## begin Exercise data

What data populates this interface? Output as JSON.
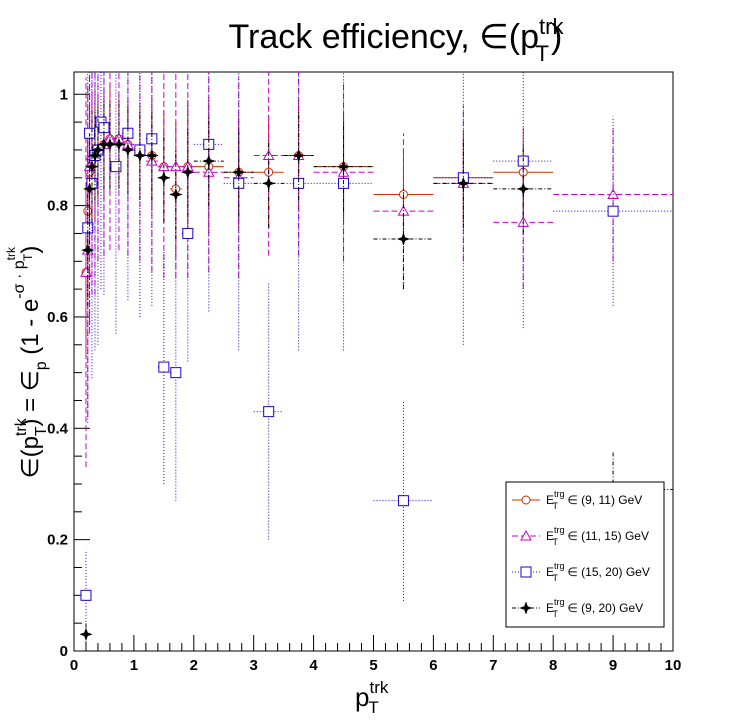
{
  "chart_data": {
    "type": "scatter",
    "title": {
      "base": "Track efficiency, ∈(p",
      "sup": "trk",
      "sub": "T",
      "close": ")"
    },
    "xlabel": {
      "base": "p",
      "sup": "trk",
      "sub": "T"
    },
    "ylabel": {
      "p1": "∈(p",
      "p1_sup": "trk",
      "p1_sub": "T",
      "p2": ") = ∈",
      "p2_sub": "p",
      "p3": " (1 - e",
      "exp": "-σ · p",
      "exp_sup": "trk",
      "exp_sub": "T",
      "p4": ")"
    },
    "xlim": [
      0,
      10
    ],
    "ylim": [
      0,
      1.04
    ],
    "x_ticks": [
      "0",
      "1",
      "2",
      "3",
      "4",
      "5",
      "6",
      "7",
      "8",
      "9",
      "10"
    ],
    "y_ticks": [
      {
        "v": 0,
        "label": "0"
      },
      {
        "v": 0.2,
        "label": "0.2"
      },
      {
        "v": 0.4,
        "label": "0.4"
      },
      {
        "v": 0.6,
        "label": "0.6"
      },
      {
        "v": 0.8,
        "label": "0.8"
      },
      {
        "v": 1.0,
        "label": "1"
      }
    ],
    "grid": false,
    "legend_position": "bottom-right",
    "series": [
      {
        "name": {
          "pre": "E",
          "sup": "trg",
          "sub": "T",
          "post": " ∈ (9, 11) GeV"
        },
        "color": "#cc3300",
        "marker": "circle",
        "dash": "",
        "points": [
          [
            0.2,
            0.68,
            0.05,
            0.15
          ],
          [
            0.23,
            0.79,
            0.05,
            0.15
          ],
          [
            0.26,
            0.86,
            0.05,
            0.12
          ],
          [
            0.3,
            0.88,
            0.05,
            0.12
          ],
          [
            0.35,
            0.89,
            0.05,
            0.12
          ],
          [
            0.4,
            0.9,
            0.05,
            0.1
          ],
          [
            0.5,
            0.91,
            0.08,
            0.1
          ],
          [
            0.6,
            0.92,
            0.08,
            0.1
          ],
          [
            0.75,
            0.92,
            0.1,
            0.08
          ],
          [
            0.9,
            0.91,
            0.1,
            0.08
          ],
          [
            1.1,
            0.9,
            0.1,
            0.08
          ],
          [
            1.3,
            0.89,
            0.1,
            0.1
          ],
          [
            1.5,
            0.87,
            0.1,
            0.1
          ],
          [
            1.7,
            0.83,
            0.1,
            0.12
          ],
          [
            1.9,
            0.87,
            0.1,
            0.12
          ],
          [
            2.25,
            0.87,
            0.25,
            0.12
          ],
          [
            2.75,
            0.86,
            0.25,
            0.1
          ],
          [
            3.25,
            0.86,
            0.25,
            0.1
          ],
          [
            3.75,
            0.89,
            0.25,
            0.1
          ],
          [
            4.5,
            0.87,
            0.5,
            0.1
          ],
          [
            5.5,
            0.82,
            0.5,
            0.08
          ],
          [
            6.5,
            0.85,
            0.5,
            0.08
          ],
          [
            7.5,
            0.86,
            0.5,
            0.08
          ]
        ]
      },
      {
        "name": {
          "pre": "E",
          "sup": "trg",
          "sub": "T",
          "post": " ∈ (11, 15) GeV"
        },
        "color": "#cc00cc",
        "marker": "triangle",
        "dash": "6,3",
        "points": [
          [
            0.2,
            0.68,
            0.05,
            0.35
          ],
          [
            0.23,
            0.72,
            0.05,
            0.3
          ],
          [
            0.26,
            0.87,
            0.05,
            0.3
          ],
          [
            0.3,
            0.89,
            0.05,
            0.25
          ],
          [
            0.35,
            0.89,
            0.05,
            0.25
          ],
          [
            0.4,
            0.9,
            0.05,
            0.2
          ],
          [
            0.5,
            0.91,
            0.08,
            0.2
          ],
          [
            0.6,
            0.92,
            0.08,
            0.2
          ],
          [
            0.75,
            0.92,
            0.1,
            0.2
          ],
          [
            0.9,
            0.91,
            0.1,
            0.2
          ],
          [
            1.1,
            0.9,
            0.1,
            0.2
          ],
          [
            1.3,
            0.88,
            0.1,
            0.2
          ],
          [
            1.5,
            0.87,
            0.1,
            0.2
          ],
          [
            1.7,
            0.87,
            0.1,
            0.2
          ],
          [
            1.9,
            0.87,
            0.1,
            0.2
          ],
          [
            2.25,
            0.86,
            0.25,
            0.18
          ],
          [
            2.75,
            0.85,
            0.25,
            0.18
          ],
          [
            3.25,
            0.89,
            0.25,
            0.18
          ],
          [
            3.75,
            0.89,
            0.25,
            0.18
          ],
          [
            4.5,
            0.86,
            0.5,
            0.16
          ],
          [
            5.5,
            0.79,
            0.5,
            0.14
          ],
          [
            6.5,
            0.84,
            0.5,
            0.14
          ],
          [
            7.5,
            0.77,
            0.5,
            0.12
          ],
          [
            9.0,
            0.82,
            1.0,
            0.12
          ]
        ]
      },
      {
        "name": {
          "pre": "E",
          "sup": "trg",
          "sub": "T",
          "post": " ∈ (15, 20) GeV"
        },
        "color": "#2200cc",
        "marker": "square",
        "dash": "1,2",
        "points": [
          [
            0.2,
            0.1,
            0.05,
            0.08
          ],
          [
            0.23,
            0.76,
            0.05,
            0.35
          ],
          [
            0.26,
            0.93,
            0.05,
            0.35
          ],
          [
            0.3,
            0.84,
            0.05,
            0.35
          ],
          [
            0.35,
            0.89,
            0.05,
            0.35
          ],
          [
            0.4,
            0.9,
            0.05,
            0.35
          ],
          [
            0.45,
            0.95,
            0.05,
            0.3
          ],
          [
            0.5,
            0.94,
            0.05,
            0.3
          ],
          [
            0.7,
            0.87,
            0.1,
            0.3
          ],
          [
            0.9,
            0.93,
            0.1,
            0.3
          ],
          [
            1.1,
            0.9,
            0.1,
            0.3
          ],
          [
            1.3,
            0.92,
            0.1,
            0.3
          ],
          [
            1.5,
            0.51,
            0.1,
            0.21
          ],
          [
            1.7,
            0.5,
            0.1,
            0.23
          ],
          [
            1.9,
            0.75,
            0.1,
            0.23
          ],
          [
            2.25,
            0.91,
            0.25,
            0.3
          ],
          [
            2.75,
            0.84,
            0.25,
            0.3
          ],
          [
            3.25,
            0.43,
            0.25,
            0.23
          ],
          [
            3.75,
            0.84,
            0.25,
            0.3
          ],
          [
            4.5,
            0.84,
            0.5,
            0.3
          ],
          [
            5.5,
            0.27,
            0.5,
            0.18
          ],
          [
            6.5,
            0.85,
            0.5,
            0.3
          ],
          [
            7.5,
            0.88,
            0.5,
            0.3
          ],
          [
            9.0,
            0.79,
            1.0,
            0.17
          ]
        ]
      },
      {
        "name": {
          "pre": "E",
          "sup": "trg",
          "sub": "T",
          "post": " ∈ (9, 20) GeV"
        },
        "color": "#000000",
        "marker": "star",
        "dash": "4,2,1,2",
        "points": [
          [
            0.2,
            0.03,
            0.05,
            0.02
          ],
          [
            0.23,
            0.72,
            0.05,
            0.1
          ],
          [
            0.26,
            0.83,
            0.05,
            0.1
          ],
          [
            0.3,
            0.87,
            0.05,
            0.1
          ],
          [
            0.35,
            0.89,
            0.05,
            0.08
          ],
          [
            0.4,
            0.9,
            0.05,
            0.08
          ],
          [
            0.5,
            0.91,
            0.08,
            0.08
          ],
          [
            0.6,
            0.91,
            0.08,
            0.08
          ],
          [
            0.75,
            0.91,
            0.1,
            0.08
          ],
          [
            0.9,
            0.9,
            0.1,
            0.08
          ],
          [
            1.1,
            0.89,
            0.1,
            0.08
          ],
          [
            1.3,
            0.89,
            0.1,
            0.08
          ],
          [
            1.5,
            0.85,
            0.1,
            0.08
          ],
          [
            1.7,
            0.82,
            0.1,
            0.08
          ],
          [
            1.9,
            0.86,
            0.1,
            0.08
          ],
          [
            2.25,
            0.88,
            0.25,
            0.08
          ],
          [
            2.75,
            0.86,
            0.25,
            0.08
          ],
          [
            3.25,
            0.84,
            0.25,
            0.08
          ],
          [
            3.75,
            0.89,
            0.25,
            0.08
          ],
          [
            4.5,
            0.87,
            0.5,
            0.08
          ],
          [
            5.5,
            0.74,
            0.5,
            0.09
          ],
          [
            6.5,
            0.84,
            0.5,
            0.08
          ],
          [
            7.5,
            0.83,
            0.5,
            0.08
          ],
          [
            9.0,
            0.29,
            1.0,
            0.07
          ]
        ]
      }
    ]
  }
}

## end Exercise data

What you need to do >>
Isolate the lines that hold the word "post" and copy all of them.

Result of this task >>
          "post": " ∈ (9, 11) GeV"
          "post": " ∈ (11, 15) GeV"
          "post": " ∈ (15, 20) GeV"
          "post": " ∈ (9, 20) GeV"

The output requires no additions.